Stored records

Start

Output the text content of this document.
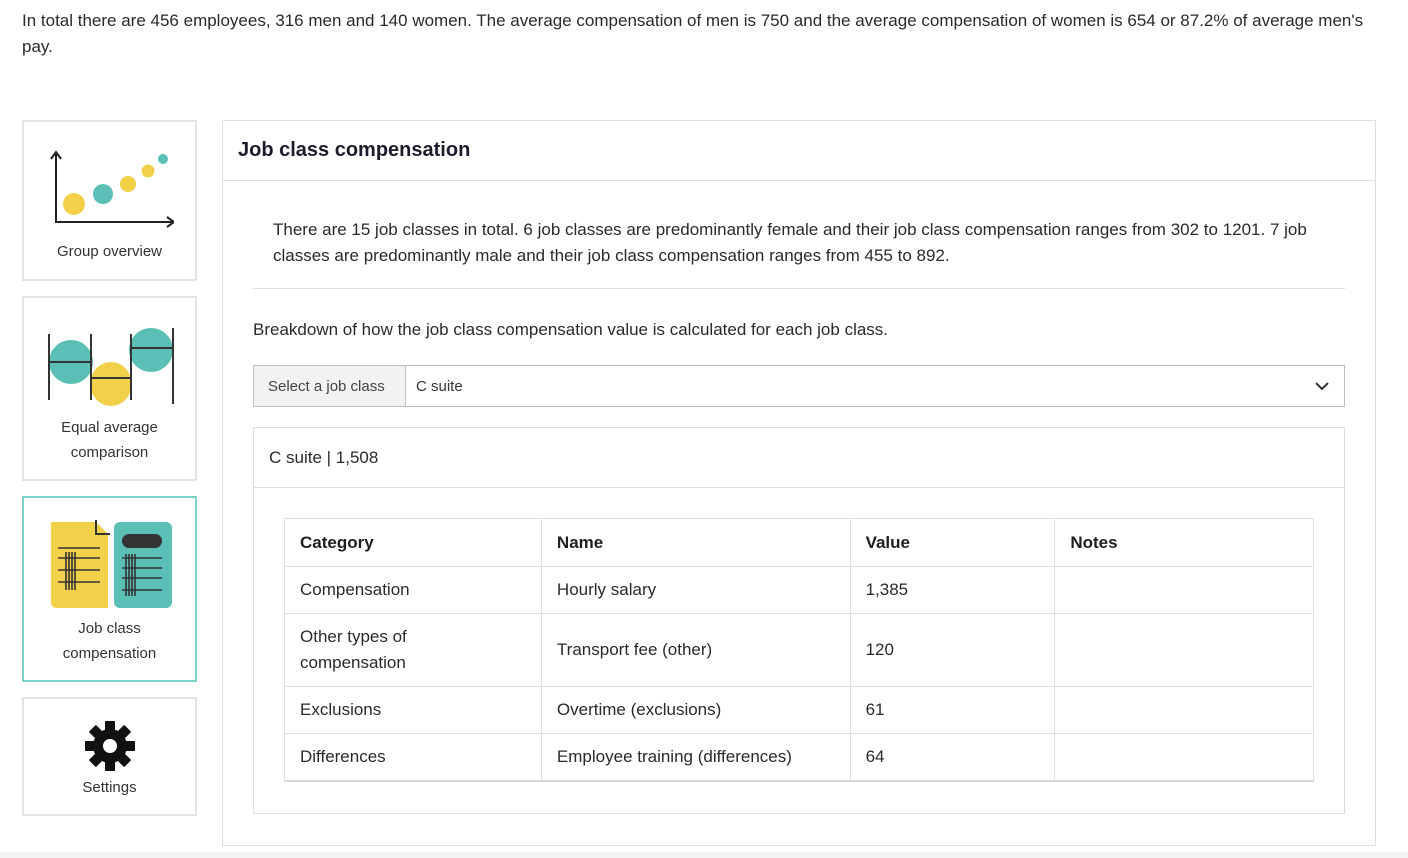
In total there are 456 employees, 316 men and 140 women. The average compensation of men is 750 and the average compensation of women is 654 or 87.2% of average men's pay.
Group overview
Equal average
comparison
Job class
compensation
Settings
Job class compensation
There are 15 job classes in total. 6 job classes are predominantly female and their job class compensation ranges from 302 to 1201. 7 job classes are predominantly male and their job class compensation ranges from 455 to 892.
Breakdown of how the job class compensation value is calculated for each job class.
Select a job class	C suite
C suite | 1,508
Category	Name	Value	Notes
Compensation	Hourly salary	1,385	
Other types of compensation	Transport fee (other)	120	
Exclusions	Overtime (exclusions)	61	
Differences	Employee training (differences)	64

End

— Written problem —
All of the material above needs to be restated exactly, with no pictures.

— Exercise output —
Output the text content of this document.
In total there are 456 employees, 316 men and 140 women. The average compensation of men is 750 and the average compensation of women is 654 or 87.2% of average men's pay.
Group overview
Equal average
comparison
Job class
compensation
Settings
Job class compensation
There are 15 job classes in total. 6 job classes are predominantly female and their job class compensation ranges from 302 to 1201. 7 job classes are predominantly male and their job class compensation ranges from 455 to 892.
Breakdown of how the job class compensation value is calculated for each job class.
Select a job class	C suite
C suite | 1,508
Category	Name	Value	Notes
Compensation	Hourly salary	1,385	
Other types of compensation	Transport fee (other)	120	
Exclusions	Overtime (exclusions)	61	
Differences	Employee training (differences)	64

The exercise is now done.